── Supplied text

The important thing about the example above is we have an HTML page that is loaded from example.com, which has an img element whose source is from another web site - images.com. No big deal, the image will be rendered without issue. This is the web working as intended! An HTTP GET request will load the initial HTML, and a new HTTP GET request will be issued to images.com to fetch the image. Two HTTP GET messages, sent to two different places. Same page load.

As another example, one that involves user intervention:

<!DOCTYPE html>
<html>
    <body>
        <a href="https://links.com/interesting-article.html">Click here</a>
    </body>
</html>

Again, there's nothing strange about this - we have a link in our HTML that goes to another site - links.com. This is fundamentally appropriate and expected.

So, where's the issue? The issue is that in both the cases, web browsers will usually tack on a simple piece of data that can result in us losing some privacy: the Referrer header.

────
── Stored records

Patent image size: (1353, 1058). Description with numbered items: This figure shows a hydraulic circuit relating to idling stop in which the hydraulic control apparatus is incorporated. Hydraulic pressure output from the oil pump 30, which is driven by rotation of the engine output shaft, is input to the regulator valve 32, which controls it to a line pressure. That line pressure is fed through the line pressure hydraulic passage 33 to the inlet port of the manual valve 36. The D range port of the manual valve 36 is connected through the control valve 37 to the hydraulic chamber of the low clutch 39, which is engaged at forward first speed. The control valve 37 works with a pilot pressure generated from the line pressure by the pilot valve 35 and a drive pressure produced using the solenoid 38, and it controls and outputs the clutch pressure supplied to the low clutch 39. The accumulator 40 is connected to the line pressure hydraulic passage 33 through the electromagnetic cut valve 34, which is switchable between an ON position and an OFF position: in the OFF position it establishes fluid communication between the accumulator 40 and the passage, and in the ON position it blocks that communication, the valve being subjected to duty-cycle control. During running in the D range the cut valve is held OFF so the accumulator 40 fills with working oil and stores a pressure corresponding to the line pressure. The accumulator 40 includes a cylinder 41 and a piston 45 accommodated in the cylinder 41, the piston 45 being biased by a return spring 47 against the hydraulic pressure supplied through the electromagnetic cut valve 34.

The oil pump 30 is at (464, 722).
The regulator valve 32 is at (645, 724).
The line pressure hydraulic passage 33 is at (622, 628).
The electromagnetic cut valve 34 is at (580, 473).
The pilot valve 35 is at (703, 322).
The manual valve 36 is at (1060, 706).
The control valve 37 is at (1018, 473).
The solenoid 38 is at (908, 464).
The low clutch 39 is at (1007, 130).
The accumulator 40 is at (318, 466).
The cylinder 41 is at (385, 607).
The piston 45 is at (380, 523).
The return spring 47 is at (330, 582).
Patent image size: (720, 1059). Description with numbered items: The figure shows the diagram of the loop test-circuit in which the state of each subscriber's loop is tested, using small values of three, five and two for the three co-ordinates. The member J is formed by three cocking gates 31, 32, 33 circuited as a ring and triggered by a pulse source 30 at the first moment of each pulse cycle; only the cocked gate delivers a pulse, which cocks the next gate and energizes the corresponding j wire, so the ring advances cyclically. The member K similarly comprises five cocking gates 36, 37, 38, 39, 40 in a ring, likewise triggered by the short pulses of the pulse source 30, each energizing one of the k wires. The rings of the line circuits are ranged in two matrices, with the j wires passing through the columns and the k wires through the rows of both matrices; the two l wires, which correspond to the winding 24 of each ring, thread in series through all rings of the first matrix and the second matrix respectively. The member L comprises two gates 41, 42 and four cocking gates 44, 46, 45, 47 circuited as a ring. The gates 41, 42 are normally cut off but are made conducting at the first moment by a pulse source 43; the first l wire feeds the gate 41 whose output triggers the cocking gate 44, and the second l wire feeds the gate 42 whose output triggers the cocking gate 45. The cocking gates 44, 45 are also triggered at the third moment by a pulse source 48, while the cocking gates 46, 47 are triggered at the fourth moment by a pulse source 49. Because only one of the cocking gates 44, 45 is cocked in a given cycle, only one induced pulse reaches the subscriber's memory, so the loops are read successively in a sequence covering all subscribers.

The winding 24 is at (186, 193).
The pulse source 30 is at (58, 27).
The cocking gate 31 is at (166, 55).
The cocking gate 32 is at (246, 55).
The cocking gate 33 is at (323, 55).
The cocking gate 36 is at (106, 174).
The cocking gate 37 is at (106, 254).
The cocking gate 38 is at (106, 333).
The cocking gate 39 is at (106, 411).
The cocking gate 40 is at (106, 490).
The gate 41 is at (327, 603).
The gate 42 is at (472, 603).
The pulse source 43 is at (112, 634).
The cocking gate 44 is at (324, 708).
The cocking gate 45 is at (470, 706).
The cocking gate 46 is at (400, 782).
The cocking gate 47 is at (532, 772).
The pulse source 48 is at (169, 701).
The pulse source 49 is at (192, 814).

────

Challenge 1 - Copy the records word for word, from their start up to and including the line that contains "The accumulator 40 is at (318, 466).".
Challenge 2 - Extend the passage on the Referrer header and cross-site requests, starting right after its final sentence.

Task response 1 -
Patent image size: (1353, 1058). Description with numbered items: This figure shows a hydraulic circuit relating to idling stop in which the hydraulic control apparatus is incorporated. Hydraulic pressure output from the oil pump 30, which is driven by rotation of the engine output shaft, is input to the regulator valve 32, which controls it to a line pressure. That line pressure is fed through the line pressure hydraulic passage 33 to the inlet port of the manual valve 36. The D range port of the manual valve 36 is connected through the control valve 37 to the hydraulic chamber of the low clutch 39, which is engaged at forward first speed. The control valve 37 works with a pilot pressure generated from the line pressure by the pilot valve 35 and a drive pressure produced using the solenoid 38, and it controls and outputs the clutch pressure supplied to the low clutch 39. The accumulator 40 is connected to the line pressure hydraulic passage 33 through the electromagnetic cut valve 34, which is switchable between an ON position and an OFF position: in the OFF position it establishes fluid communication between the accumulator 40 and the passage, and in the ON position it blocks that communication, the valve being subjected to duty-cycle control. During running in the D range the cut valve is held OFF so the accumulator 40 fills with working oil and stores a pressure corresponding to the line pressure. The accumulator 40 includes a cylinder 41 and a piston 45 accommodated in the cylinder 41, the piston 45 being biased by a return spring 47 against the hydraulic pressure supplied through the electromagnetic cut valve 34.

The oil pump 30 is at (464, 722).
The regulator valve 32 is at (645, 724).
The line pressure hydraulic passage 33 is at (622, 628).
The electromagnetic cut valve 34 is at (580, 473).
The pilot valve 35 is at (703, 322).
The manual valve 36 is at (1060, 706).
The control valve 37 is at (1018, 473).
The solenoid 38 is at (908, 464).
The low clutch 39 is at (1007, 130).
The accumulator 40 is at (318, 466).

Task response 2 -
Referrer Header

When an HTTP request is made by the browser, the web browser will often attach an additional header to the request - Referrer. Think about it, unless you type in a URL directly into the browser's address bar, or click on a bookmark, most HTTP requests are generated by one of two actions:

The user clicks a link, to navigate to the page - from another.
The HTML loaded contains references to another resource - an image, audio file, video file, iframe, a CSS file, JavaScript file.

Whenever one of those two things happen, the browser automatically attaches the Referrer header onto the request, and lists the URL the user was on, when this request was generated*.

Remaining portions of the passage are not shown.